**Task instructions**
Look through the data below. Show each line where the string "this" occurs.

── Extracted information ──

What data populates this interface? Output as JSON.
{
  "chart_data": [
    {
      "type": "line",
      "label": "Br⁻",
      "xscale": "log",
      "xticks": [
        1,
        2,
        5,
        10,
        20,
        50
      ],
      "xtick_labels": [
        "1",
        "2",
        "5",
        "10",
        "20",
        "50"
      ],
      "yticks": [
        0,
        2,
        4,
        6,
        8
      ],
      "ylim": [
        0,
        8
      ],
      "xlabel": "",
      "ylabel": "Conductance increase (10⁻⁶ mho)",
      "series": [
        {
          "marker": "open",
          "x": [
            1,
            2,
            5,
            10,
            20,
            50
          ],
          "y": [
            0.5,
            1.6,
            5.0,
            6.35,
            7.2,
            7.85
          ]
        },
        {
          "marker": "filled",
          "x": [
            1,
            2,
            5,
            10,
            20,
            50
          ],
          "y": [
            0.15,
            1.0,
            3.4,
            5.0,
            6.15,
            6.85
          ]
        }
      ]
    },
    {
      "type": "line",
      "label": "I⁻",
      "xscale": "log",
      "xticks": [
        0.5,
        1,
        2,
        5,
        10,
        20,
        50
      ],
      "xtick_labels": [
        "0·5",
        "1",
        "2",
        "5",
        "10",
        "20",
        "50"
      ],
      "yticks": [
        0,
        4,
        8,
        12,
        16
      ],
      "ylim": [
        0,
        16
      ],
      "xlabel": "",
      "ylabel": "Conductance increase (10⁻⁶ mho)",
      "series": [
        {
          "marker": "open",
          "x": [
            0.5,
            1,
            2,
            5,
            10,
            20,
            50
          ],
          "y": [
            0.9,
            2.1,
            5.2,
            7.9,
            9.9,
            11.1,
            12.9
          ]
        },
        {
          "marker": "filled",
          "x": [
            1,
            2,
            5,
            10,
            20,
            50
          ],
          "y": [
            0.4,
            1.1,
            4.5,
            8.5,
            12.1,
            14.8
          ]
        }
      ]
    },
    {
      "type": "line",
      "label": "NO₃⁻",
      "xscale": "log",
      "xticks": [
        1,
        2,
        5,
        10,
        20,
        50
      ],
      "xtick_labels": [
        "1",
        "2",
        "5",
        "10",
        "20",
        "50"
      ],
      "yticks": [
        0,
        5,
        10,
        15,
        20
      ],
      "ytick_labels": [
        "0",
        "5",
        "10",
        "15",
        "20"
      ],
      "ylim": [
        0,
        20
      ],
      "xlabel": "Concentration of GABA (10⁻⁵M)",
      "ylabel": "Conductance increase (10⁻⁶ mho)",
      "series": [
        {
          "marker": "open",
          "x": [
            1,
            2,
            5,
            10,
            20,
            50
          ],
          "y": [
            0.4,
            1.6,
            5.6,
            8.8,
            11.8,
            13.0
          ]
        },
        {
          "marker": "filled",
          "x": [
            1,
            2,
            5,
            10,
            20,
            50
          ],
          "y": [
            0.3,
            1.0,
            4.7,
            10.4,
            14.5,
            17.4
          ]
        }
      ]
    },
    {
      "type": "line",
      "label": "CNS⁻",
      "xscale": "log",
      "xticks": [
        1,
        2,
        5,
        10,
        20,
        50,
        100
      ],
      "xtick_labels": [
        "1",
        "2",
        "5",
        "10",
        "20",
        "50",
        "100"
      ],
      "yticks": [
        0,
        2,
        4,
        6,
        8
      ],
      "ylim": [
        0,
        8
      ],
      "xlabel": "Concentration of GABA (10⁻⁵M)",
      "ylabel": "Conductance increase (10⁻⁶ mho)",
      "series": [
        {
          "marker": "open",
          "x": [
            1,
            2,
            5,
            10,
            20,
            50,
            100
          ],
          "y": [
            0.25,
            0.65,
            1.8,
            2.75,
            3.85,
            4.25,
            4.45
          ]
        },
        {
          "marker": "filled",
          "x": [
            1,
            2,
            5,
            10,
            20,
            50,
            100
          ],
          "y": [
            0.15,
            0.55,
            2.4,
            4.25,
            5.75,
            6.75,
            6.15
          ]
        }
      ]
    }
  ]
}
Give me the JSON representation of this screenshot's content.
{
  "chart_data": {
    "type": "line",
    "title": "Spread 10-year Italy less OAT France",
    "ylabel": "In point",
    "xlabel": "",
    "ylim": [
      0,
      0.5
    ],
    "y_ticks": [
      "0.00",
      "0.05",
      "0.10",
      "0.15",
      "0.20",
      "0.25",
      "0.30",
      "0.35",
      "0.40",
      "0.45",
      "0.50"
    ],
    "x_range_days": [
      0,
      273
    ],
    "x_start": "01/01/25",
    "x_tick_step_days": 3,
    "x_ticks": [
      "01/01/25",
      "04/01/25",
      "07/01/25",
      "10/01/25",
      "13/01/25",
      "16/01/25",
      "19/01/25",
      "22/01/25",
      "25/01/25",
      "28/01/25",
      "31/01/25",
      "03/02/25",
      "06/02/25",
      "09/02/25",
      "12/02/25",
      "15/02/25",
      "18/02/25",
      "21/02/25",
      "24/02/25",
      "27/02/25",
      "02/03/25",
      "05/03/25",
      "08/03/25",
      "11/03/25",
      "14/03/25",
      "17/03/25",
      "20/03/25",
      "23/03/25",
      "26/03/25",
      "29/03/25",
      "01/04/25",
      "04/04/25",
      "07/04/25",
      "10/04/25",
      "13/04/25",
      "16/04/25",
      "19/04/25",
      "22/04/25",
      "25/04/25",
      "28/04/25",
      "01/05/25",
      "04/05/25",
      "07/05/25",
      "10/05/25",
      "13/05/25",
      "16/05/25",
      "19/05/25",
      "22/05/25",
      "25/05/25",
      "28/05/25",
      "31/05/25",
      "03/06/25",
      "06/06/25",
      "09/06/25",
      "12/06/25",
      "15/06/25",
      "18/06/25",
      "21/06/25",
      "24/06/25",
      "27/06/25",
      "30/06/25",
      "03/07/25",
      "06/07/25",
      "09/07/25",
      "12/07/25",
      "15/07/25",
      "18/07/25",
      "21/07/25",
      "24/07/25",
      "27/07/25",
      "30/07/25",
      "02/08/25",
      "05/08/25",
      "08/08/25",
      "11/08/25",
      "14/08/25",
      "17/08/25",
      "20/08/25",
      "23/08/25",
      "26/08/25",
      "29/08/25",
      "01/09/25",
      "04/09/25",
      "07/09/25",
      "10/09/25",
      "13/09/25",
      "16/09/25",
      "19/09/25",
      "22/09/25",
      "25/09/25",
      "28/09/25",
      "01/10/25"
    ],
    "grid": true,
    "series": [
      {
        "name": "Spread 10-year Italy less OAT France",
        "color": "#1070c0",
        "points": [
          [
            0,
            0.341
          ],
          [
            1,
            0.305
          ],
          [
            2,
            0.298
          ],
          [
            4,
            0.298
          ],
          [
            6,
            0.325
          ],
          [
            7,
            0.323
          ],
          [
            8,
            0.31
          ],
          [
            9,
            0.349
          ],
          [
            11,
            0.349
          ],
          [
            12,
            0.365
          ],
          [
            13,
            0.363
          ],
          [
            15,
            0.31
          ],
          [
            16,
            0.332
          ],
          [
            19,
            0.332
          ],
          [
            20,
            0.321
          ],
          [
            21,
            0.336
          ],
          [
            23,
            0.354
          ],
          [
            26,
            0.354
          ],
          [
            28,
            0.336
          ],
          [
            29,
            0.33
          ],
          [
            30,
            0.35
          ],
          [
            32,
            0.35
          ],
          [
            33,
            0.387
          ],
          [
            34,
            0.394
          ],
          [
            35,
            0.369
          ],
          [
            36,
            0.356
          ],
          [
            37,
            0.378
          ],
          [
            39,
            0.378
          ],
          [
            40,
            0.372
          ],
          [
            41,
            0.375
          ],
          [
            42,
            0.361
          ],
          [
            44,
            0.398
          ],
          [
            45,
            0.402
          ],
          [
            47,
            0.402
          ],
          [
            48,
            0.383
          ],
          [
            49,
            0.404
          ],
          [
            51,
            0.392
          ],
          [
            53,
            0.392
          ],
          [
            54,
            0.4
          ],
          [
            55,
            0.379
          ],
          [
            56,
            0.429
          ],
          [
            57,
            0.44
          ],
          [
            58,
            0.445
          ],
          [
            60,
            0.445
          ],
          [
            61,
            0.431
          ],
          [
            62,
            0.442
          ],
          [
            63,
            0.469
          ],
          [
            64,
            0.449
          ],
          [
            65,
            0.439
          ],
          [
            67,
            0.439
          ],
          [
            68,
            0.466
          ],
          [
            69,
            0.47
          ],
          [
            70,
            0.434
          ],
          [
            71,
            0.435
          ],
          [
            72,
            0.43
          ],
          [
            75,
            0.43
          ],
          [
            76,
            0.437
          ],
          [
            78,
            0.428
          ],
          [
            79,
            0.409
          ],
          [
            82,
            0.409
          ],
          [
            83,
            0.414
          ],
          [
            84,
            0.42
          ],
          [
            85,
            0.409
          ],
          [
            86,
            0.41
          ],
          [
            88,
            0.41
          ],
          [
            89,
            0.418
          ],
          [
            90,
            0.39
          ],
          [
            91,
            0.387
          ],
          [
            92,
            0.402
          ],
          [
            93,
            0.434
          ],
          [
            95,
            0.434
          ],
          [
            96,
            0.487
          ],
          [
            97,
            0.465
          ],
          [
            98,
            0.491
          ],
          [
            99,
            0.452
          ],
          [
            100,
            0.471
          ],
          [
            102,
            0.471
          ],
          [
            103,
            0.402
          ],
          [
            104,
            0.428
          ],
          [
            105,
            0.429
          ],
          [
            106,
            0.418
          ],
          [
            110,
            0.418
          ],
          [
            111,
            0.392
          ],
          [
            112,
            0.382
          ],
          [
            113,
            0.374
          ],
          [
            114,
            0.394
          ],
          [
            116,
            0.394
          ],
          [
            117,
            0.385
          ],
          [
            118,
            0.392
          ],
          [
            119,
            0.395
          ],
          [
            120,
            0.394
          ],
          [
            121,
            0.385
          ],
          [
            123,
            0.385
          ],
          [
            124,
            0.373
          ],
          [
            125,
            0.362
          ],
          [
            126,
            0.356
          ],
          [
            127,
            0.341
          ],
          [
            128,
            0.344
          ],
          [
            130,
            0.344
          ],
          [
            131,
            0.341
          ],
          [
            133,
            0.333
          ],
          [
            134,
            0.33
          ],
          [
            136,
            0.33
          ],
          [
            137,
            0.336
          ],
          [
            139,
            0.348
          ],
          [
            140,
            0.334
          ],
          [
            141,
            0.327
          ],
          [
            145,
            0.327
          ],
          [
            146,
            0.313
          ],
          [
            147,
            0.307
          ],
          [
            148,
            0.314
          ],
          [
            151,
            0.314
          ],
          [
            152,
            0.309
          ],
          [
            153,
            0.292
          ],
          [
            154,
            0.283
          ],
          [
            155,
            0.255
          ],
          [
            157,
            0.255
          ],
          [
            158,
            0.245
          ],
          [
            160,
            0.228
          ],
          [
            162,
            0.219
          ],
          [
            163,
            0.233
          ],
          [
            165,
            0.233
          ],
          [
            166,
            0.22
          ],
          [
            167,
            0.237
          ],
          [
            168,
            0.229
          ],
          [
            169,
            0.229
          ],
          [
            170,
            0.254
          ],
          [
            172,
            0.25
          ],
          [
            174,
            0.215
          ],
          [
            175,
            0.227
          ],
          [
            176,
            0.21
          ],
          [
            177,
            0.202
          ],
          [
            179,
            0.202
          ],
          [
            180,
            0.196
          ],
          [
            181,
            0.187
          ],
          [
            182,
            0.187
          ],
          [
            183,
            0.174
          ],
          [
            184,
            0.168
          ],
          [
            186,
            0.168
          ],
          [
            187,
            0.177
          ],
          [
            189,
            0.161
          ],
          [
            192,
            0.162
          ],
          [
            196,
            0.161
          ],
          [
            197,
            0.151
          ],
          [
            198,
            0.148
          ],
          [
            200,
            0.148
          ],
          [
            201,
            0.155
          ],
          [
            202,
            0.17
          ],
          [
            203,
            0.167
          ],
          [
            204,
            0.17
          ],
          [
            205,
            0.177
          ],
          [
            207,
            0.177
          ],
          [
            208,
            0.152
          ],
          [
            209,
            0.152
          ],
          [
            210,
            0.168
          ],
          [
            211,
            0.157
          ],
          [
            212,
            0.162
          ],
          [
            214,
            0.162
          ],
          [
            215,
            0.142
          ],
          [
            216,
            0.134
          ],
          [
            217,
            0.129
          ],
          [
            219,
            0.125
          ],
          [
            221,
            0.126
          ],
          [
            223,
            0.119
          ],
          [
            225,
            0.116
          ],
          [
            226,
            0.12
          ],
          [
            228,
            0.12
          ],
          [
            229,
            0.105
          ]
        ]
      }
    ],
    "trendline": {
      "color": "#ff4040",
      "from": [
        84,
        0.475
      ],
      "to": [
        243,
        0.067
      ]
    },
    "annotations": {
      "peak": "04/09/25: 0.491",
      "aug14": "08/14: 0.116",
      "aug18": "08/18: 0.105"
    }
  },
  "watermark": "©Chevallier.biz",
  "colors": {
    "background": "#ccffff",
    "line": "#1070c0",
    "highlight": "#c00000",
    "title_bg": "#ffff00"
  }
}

───

**Response below**
What data populates this interface? Output as JSON.
Give me the JSON representation of this screenshot's content.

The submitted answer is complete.